### What you will do
Quote the whole listing word for word, please.

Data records

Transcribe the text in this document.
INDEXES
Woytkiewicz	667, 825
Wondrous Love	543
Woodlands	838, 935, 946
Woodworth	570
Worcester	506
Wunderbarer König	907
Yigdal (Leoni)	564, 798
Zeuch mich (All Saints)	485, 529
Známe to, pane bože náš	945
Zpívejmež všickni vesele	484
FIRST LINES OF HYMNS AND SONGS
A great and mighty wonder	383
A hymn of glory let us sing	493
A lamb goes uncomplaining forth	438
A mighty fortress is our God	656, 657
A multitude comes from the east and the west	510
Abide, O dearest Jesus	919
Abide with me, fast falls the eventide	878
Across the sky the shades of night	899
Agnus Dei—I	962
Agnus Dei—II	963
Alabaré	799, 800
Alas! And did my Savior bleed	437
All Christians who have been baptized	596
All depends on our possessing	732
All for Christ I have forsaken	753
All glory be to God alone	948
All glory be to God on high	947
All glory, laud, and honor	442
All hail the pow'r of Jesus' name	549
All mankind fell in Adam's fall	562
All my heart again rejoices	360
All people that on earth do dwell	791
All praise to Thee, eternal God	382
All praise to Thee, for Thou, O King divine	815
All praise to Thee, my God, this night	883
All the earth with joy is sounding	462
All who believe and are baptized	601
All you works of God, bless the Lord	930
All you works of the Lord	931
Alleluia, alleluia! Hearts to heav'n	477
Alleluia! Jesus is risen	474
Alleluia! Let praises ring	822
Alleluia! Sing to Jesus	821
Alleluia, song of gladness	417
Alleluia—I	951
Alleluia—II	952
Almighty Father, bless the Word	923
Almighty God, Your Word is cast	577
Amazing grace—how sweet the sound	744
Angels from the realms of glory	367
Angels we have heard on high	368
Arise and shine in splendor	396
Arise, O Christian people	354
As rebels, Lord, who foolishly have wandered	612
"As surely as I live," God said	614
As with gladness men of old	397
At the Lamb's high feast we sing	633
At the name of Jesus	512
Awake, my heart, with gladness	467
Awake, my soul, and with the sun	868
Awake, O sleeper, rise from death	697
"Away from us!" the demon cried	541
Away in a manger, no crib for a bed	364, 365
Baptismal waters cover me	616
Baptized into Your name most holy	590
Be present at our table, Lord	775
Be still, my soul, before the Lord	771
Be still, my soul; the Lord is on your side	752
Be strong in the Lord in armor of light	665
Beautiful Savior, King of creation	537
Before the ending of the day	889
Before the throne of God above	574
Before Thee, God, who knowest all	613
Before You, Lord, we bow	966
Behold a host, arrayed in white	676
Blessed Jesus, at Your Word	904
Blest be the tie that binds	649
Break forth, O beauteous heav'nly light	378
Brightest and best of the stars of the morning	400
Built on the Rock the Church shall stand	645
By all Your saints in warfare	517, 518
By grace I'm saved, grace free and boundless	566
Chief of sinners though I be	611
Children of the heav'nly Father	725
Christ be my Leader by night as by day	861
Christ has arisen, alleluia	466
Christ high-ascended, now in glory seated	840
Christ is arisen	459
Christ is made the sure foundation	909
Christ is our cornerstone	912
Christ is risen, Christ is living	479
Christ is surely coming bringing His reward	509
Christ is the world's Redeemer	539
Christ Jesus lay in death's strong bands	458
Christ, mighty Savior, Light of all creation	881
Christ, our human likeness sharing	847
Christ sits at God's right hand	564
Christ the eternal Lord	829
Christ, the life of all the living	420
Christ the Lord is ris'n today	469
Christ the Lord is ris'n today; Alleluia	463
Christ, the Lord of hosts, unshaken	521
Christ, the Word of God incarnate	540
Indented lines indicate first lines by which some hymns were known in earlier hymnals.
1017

### Full response
Transcribe the text in this document.
INDEXES
Woytkiewicz	667, 825
Wondrous Love	543
Woodlands	838, 935, 946
Woodworth	570
Worcester	506
Wunderbarer König	907
Yigdal (Leoni)	564, 798
Zeuch mich (All Saints)	485, 529
Známe to, pane bože náš	945
Zpívejmež všickni vesele	484
FIRST LINES OF HYMNS AND SONGS
A great and mighty wonder	383
A hymn of glory let us sing	493
A lamb goes uncomplaining forth	438
A mighty fortress is our God	656, 657
A multitude comes from the east and the west	510
Abide, O dearest Jesus	919
Abide with me, fast falls the eventide	878
Across the sky the shades of night	899
Agnus Dei—I	962
Agnus Dei—II	963
Alabaré	799, 800
Alas! And did my Savior bleed	437
All Christians who have been baptized	596
All depends on our possessing	732
All for Christ I have forsaken	753
All glory be to God alone	948
All glory be to God on high	947
All glory, laud, and honor	442
All hail the pow'r of Jesus' name	549
All mankind fell in Adam's fall	562
All my heart again rejoices	360
All people that on earth do dwell	791
All praise to Thee, eternal God	382
All praise to Thee, for Thou, O King divine	815
All praise to Thee, my God, this night	883
All the earth with joy is sounding	462
All who believe and are baptized	601
All you works of God, bless the Lord	930
All you works of the Lord	931
Alleluia, alleluia! Hearts to heav'n	477
Alleluia! Jesus is risen	474
Alleluia! Let praises ring	822
Alleluia! Sing to Jesus	821
Alleluia, song of gladness	417
Alleluia—I	951
Alleluia—II	952
Almighty Father, bless the Word	923
Almighty God, Your Word is cast	577
Amazing grace—how sweet the sound	744
Angels from the realms of glory	367
Angels we have heard on high	368
Arise and shine in splendor	396
Arise, O Christian people	354
As rebels, Lord, who foolishly have wandered	612
"As surely as I live," God said	614
As with gladness men of old	397
At the Lamb's high feast we sing	633
At the name of Jesus	512
Awake, my heart, with gladness	467
Awake, my soul, and with the sun	868
Awake, O sleeper, rise from death	697
"Away from us!" the demon cried	541
Away in a manger, no crib for a bed	364, 365
Baptismal waters cover me	616
Baptized into Your name most holy	590
Be present at our table, Lord	775
Be still, my soul, before the Lord	771
Be still, my soul; the Lord is on your side	752
Be strong in the Lord in armor of light	665
Beautiful Savior, King of creation	537
Before the ending of the day	889
Before the throne of God above	574
Before Thee, God, who knowest all	613
Before You, Lord, we bow	966
Behold a host, arrayed in white	676
Blessed Jesus, at Your Word	904
Blest be the tie that binds	649
Break forth, O beauteous heav'nly light	378
Brightest and best of the stars of the morning	400
Built on the Rock the Church shall stand	645
By all Your saints in warfare	517, 518
By grace I'm saved, grace free and boundless	566
Chief of sinners though I be	611
Children of the heav'nly Father	725
Christ be my Leader by night as by day	861
Christ has arisen, alleluia	466
Christ high-ascended, now in glory seated	840
Christ is arisen	459
Christ is made the sure foundation	909
Christ is our cornerstone	912
Christ is risen, Christ is living	479
Christ is surely coming bringing His reward	509
Christ is the world's Redeemer	539
Christ Jesus lay in death's strong bands	458
Christ, mighty Savior, Light of all creation	881
Christ, our human likeness sharing	847
Christ sits at God's right hand	564
Christ the eternal Lord	829
Christ, the life of all the living	420
Christ the Lord is ris'n today	469
Christ the Lord is ris'n today; Alleluia	463
Christ, the Lord of hosts, unshaken	521
Christ, the Word of God incarnate	540
Indented lines indicate first lines by which some hymns were known in earlier hymnals.
1017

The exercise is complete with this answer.